-- INSTRUCTION --
Every record should be written out exactly, please.

-- DATA FOR THIS TASK --
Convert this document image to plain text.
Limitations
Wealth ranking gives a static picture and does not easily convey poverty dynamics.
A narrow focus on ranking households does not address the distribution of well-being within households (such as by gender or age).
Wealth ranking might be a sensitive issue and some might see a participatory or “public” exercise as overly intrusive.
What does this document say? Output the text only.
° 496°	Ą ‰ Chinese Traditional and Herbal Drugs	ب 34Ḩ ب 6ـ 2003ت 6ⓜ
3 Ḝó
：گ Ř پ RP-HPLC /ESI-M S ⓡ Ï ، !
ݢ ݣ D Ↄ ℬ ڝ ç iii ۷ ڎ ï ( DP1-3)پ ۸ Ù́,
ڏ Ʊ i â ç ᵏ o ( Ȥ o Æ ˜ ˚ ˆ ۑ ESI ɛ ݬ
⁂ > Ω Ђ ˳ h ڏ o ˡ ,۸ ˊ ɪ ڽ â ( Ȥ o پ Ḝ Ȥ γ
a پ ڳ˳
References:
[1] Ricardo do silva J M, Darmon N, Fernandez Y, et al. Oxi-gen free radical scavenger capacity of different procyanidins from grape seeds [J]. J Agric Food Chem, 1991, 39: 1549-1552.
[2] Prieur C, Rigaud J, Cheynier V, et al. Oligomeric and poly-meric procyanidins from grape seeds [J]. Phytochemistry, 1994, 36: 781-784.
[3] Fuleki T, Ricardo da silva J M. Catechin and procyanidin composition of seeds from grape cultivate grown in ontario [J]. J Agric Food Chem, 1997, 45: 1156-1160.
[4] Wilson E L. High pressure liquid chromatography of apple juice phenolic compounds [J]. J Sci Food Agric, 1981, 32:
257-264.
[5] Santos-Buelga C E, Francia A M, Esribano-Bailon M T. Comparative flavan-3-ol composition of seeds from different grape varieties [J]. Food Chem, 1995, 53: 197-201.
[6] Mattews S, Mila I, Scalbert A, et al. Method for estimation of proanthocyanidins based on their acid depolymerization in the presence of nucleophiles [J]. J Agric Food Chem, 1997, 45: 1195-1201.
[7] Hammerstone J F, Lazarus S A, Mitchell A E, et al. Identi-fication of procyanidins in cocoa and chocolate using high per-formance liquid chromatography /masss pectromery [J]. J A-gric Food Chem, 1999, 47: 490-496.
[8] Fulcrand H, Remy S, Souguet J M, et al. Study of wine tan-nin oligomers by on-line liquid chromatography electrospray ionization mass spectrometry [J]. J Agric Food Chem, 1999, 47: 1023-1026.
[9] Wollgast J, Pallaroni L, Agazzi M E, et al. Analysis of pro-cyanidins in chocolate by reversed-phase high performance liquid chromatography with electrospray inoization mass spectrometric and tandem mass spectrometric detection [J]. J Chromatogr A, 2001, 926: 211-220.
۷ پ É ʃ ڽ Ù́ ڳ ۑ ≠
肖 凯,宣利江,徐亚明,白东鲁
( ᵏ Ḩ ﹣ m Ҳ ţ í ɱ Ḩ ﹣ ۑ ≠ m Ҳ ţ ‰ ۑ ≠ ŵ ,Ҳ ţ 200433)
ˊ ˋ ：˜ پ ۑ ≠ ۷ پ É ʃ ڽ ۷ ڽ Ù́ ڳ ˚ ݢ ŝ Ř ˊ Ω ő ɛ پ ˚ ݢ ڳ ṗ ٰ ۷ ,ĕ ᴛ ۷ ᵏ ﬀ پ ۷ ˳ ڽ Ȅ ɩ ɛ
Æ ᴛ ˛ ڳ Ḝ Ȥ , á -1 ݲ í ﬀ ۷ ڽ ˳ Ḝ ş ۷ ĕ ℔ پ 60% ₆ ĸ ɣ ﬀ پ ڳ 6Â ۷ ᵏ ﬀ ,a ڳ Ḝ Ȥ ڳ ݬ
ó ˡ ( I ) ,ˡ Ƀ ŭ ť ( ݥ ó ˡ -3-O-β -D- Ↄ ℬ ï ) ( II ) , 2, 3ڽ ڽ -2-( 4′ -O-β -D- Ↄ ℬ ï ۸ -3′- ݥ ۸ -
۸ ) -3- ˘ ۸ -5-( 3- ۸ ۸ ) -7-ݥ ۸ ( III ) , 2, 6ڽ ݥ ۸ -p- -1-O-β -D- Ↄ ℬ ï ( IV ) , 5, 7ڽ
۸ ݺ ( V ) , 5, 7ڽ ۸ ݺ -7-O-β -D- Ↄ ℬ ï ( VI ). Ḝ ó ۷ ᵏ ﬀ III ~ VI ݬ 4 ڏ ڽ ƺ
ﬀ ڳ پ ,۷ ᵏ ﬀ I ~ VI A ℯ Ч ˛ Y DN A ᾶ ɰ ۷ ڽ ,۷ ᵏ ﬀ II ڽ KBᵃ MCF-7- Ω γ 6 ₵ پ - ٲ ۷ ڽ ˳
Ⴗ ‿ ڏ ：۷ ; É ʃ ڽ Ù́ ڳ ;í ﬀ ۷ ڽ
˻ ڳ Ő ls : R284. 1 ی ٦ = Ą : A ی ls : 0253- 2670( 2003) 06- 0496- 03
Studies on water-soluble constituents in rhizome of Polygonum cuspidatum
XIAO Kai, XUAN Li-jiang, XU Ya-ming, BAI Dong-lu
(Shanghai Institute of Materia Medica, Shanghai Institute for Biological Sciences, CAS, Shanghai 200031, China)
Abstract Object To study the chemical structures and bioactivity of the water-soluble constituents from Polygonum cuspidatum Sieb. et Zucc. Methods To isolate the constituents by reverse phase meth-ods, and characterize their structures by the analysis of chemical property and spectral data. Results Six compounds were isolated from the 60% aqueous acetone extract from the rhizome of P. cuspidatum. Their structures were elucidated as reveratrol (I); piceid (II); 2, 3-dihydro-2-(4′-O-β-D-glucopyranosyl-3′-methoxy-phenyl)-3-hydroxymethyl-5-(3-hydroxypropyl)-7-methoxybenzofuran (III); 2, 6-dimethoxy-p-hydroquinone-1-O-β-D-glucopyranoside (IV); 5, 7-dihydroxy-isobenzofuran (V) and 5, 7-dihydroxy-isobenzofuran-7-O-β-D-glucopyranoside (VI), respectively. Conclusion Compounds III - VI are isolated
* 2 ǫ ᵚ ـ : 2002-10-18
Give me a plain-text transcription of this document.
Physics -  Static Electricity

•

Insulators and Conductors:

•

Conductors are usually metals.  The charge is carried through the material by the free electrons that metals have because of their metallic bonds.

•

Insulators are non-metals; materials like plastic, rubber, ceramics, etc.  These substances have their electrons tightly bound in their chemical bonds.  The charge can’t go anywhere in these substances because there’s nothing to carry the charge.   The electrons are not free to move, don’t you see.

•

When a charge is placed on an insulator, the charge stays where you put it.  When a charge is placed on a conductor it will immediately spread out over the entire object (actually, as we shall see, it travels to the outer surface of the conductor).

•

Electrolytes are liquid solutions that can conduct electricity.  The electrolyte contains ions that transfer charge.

-- TASK RESULT --
Convert this document image to plain text.
Limitations
Wealth ranking gives a static picture and does not easily convey poverty dynamics.
A narrow focus on ranking households does not address the distribution of well-being within households (such as by gender or age).
Wealth ranking might be a sensitive issue and some might see a participatory or “public” exercise as overly intrusive.
What does this document say? Output the text only.
° 496°	Ą ‰ Chinese Traditional and Herbal Drugs	ب 34Ḩ ب 6ـ 2003ت 6ⓜ
3 Ḝó
：گ Ř پ RP-HPLC /ESI-M S ⓡ Ï ، !
ݢ ݣ D Ↄ ℬ ڝ ç iii ۷ ڎ ï ( DP1-3)پ ۸ Ù́,
ڏ Ʊ i â ç ᵏ o ( Ȥ o Æ ˜ ˚ ˆ ۑ ESI ɛ ݬ
⁂ > Ω Ђ ˳ h ڏ o ˡ ,۸ ˊ ɪ ڽ â ( Ȥ o پ Ḝ Ȥ γ
a پ ڳ˳
References:
[1] Ricardo do silva J M, Darmon N, Fernandez Y, et al. Oxi-gen free radical scavenger capacity of different procyanidins from grape seeds [J]. J Agric Food Chem, 1991, 39: 1549-1552.
[2] Prieur C, Rigaud J, Cheynier V, et al. Oligomeric and poly-meric procyanidins from grape seeds [J]. Phytochemistry, 1994, 36: 781-784.
[3] Fuleki T, Ricardo da silva J M. Catechin and procyanidin composition of seeds from grape cultivate grown in ontario [J]. J Agric Food Chem, 1997, 45: 1156-1160.
[4] Wilson E L. High pressure liquid chromatography of apple juice phenolic compounds [J]. J Sci Food Agric, 1981, 32:
257-264.
[5] Santos-Buelga C E, Francia A M, Esribano-Bailon M T. Comparative flavan-3-ol composition of seeds from different grape varieties [J]. Food Chem, 1995, 53: 197-201.
[6] Mattews S, Mila I, Scalbert A, et al. Method for estimation of proanthocyanidins based on their acid depolymerization in the presence of nucleophiles [J]. J Agric Food Chem, 1997, 45: 1195-1201.
[7] Hammerstone J F, Lazarus S A, Mitchell A E, et al. Identi-fication of procyanidins in cocoa and chocolate using high per-formance liquid chromatography /masss pectromery [J]. J A-gric Food Chem, 1999, 47: 490-496.
[8] Fulcrand H, Remy S, Souguet J M, et al. Study of wine tan-nin oligomers by on-line liquid chromatography electrospray ionization mass spectrometry [J]. J Agric Food Chem, 1999, 47: 1023-1026.
[9] Wollgast J, Pallaroni L, Agazzi M E, et al. Analysis of pro-cyanidins in chocolate by reversed-phase high performance liquid chromatography with electrospray inoization mass spectrometric and tandem mass spectrometric detection [J]. J Chromatogr A, 2001, 926: 211-220.
۷ پ É ʃ ڽ Ù́ ڳ ۑ ≠
肖 凯,宣利江,徐亚明,白东鲁
( ᵏ Ḩ ﹣ m Ҳ ţ í ɱ Ḩ ﹣ ۑ ≠ m Ҳ ţ ‰ ۑ ≠ ŵ ,Ҳ ţ 200433)
ˊ ˋ ：˜ پ ۑ ≠ ۷ پ É ʃ ڽ ۷ ڽ Ù́ ڳ ˚ ݢ ŝ Ř ˊ Ω ő ɛ پ ˚ ݢ ڳ ṗ ٰ ۷ ,ĕ ᴛ ۷ ᵏ ﬀ پ ۷ ˳ ڽ Ȅ ɩ ɛ
Æ ᴛ ˛ ڳ Ḝ Ȥ , á -1 ݲ í ﬀ ۷ ڽ ˳ Ḝ ş ۷ ĕ ℔ پ 60% ₆ ĸ ɣ ﬀ پ ڳ 6Â ۷ ᵏ ﬀ ,a ڳ Ḝ Ȥ ڳ ݬ
ó ˡ ( I ) ,ˡ Ƀ ŭ ť ( ݥ ó ˡ -3-O-β -D- Ↄ ℬ ï ) ( II ) , 2, 3ڽ ڽ -2-( 4′ -O-β -D- Ↄ ℬ ï ۸ -3′- ݥ ۸ -
۸ ) -3- ˘ ۸ -5-( 3- ۸ ۸ ) -7-ݥ ۸ ( III ) , 2, 6ڽ ݥ ۸ -p- -1-O-β -D- Ↄ ℬ ï ( IV ) , 5, 7ڽ
۸ ݺ ( V ) , 5, 7ڽ ۸ ݺ -7-O-β -D- Ↄ ℬ ï ( VI ). Ḝ ó ۷ ᵏ ﬀ III ~ VI ݬ 4 ڏ ڽ ƺ
ﬀ ڳ پ ,۷ ᵏ ﬀ I ~ VI A ℯ Ч ˛ Y DN A ᾶ ɰ ۷ ڽ ,۷ ᵏ ﬀ II ڽ KBᵃ MCF-7- Ω γ 6 ₵ پ - ٲ ۷ ڽ ˳
Ⴗ ‿ ڏ ：۷ ; É ʃ ڽ Ù́ ڳ ;í ﬀ ۷ ڽ
˻ ڳ Ő ls : R284. 1 ی ٦ = Ą : A ی ls : 0253- 2670( 2003) 06- 0496- 03
Studies on water-soluble constituents in rhizome of Polygonum cuspidatum
XIAO Kai, XUAN Li-jiang, XU Ya-ming, BAI Dong-lu
(Shanghai Institute of Materia Medica, Shanghai Institute for Biological Sciences, CAS, Shanghai 200031, China)
Abstract Object To study the chemical structures and bioactivity of the water-soluble constituents from Polygonum cuspidatum Sieb. et Zucc. Methods To isolate the constituents by reverse phase meth-ods, and characterize their structures by the analysis of chemical property and spectral data. Results Six compounds were isolated from the 60% aqueous acetone extract from the rhizome of P. cuspidatum. Their structures were elucidated as reveratrol (I); piceid (II); 2, 3-dihydro-2-(4′-O-β-D-glucopyranosyl-3′-methoxy-phenyl)-3-hydroxymethyl-5-(3-hydroxypropyl)-7-methoxybenzofuran (III); 2, 6-dimethoxy-p-hydroquinone-1-O-β-D-glucopyranoside (IV); 5, 7-dihydroxy-isobenzofuran (V) and 5, 7-dihydroxy-isobenzofuran-7-O-β-D-glucopyranoside (VI), respectively. Conclusion Compounds III - VI are isolated
* 2 ǫ ᵚ ـ : 2002-10-18
Give me a plain-text transcription of this document.
Physics -  Static Electricity

•

Insulators and Conductors:

•

Conductors are usually metals.  The charge is carried through the material by the free electrons that metals have because of their metallic bonds.

•

Insulators are non-metals; materials like plastic, rubber, ceramics, etc.  These substances have their electrons tightly bound in their chemical bonds.  The charge can’t go anywhere in these substances because there’s nothing to carry the charge.   The electrons are not free to move, don’t you see.

•

When a charge is placed on an insulator, the charge stays where you put it.  When a charge is placed on a conductor it will immediately spread out over the entire object (actually, as we shall see, it travels to the outer surface of the conductor).

•

Electrolytes are liquid solutions that can conduct electricity.  The electrolyte contains ions that transfer charge.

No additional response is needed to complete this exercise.